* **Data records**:
============================================================

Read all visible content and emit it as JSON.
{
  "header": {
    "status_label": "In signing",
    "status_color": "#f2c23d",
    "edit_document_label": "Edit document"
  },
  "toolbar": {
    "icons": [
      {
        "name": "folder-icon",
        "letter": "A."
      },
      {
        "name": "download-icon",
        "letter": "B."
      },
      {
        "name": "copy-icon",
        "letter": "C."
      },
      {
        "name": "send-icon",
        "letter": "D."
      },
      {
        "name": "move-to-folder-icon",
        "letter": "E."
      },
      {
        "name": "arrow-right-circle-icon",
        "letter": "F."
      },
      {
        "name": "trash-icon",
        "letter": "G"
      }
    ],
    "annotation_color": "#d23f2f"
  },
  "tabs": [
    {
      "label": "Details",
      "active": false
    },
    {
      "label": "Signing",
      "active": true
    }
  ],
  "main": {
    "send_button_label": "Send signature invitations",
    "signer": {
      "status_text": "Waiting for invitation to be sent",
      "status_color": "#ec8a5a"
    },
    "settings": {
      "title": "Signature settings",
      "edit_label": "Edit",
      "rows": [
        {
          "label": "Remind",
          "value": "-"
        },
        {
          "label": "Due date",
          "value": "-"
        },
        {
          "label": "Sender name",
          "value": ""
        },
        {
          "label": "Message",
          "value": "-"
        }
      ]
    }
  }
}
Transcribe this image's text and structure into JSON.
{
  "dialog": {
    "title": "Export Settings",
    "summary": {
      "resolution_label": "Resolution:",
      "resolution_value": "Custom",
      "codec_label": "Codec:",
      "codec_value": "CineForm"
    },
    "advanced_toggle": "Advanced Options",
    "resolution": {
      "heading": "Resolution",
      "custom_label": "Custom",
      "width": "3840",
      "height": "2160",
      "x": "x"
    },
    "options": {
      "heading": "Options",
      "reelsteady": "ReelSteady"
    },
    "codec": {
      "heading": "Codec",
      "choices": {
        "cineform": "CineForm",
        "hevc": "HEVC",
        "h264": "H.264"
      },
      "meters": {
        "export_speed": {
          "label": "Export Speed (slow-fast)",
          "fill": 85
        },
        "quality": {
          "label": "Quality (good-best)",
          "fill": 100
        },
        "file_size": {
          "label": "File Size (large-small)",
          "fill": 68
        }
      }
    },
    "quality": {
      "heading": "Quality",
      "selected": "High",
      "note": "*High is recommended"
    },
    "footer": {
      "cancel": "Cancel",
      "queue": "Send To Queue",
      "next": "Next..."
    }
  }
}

============================================================

* **What is required**:
In the data above, how many lines contain the string "JSON"? Answer with the number only.

* **Exercise response**:
2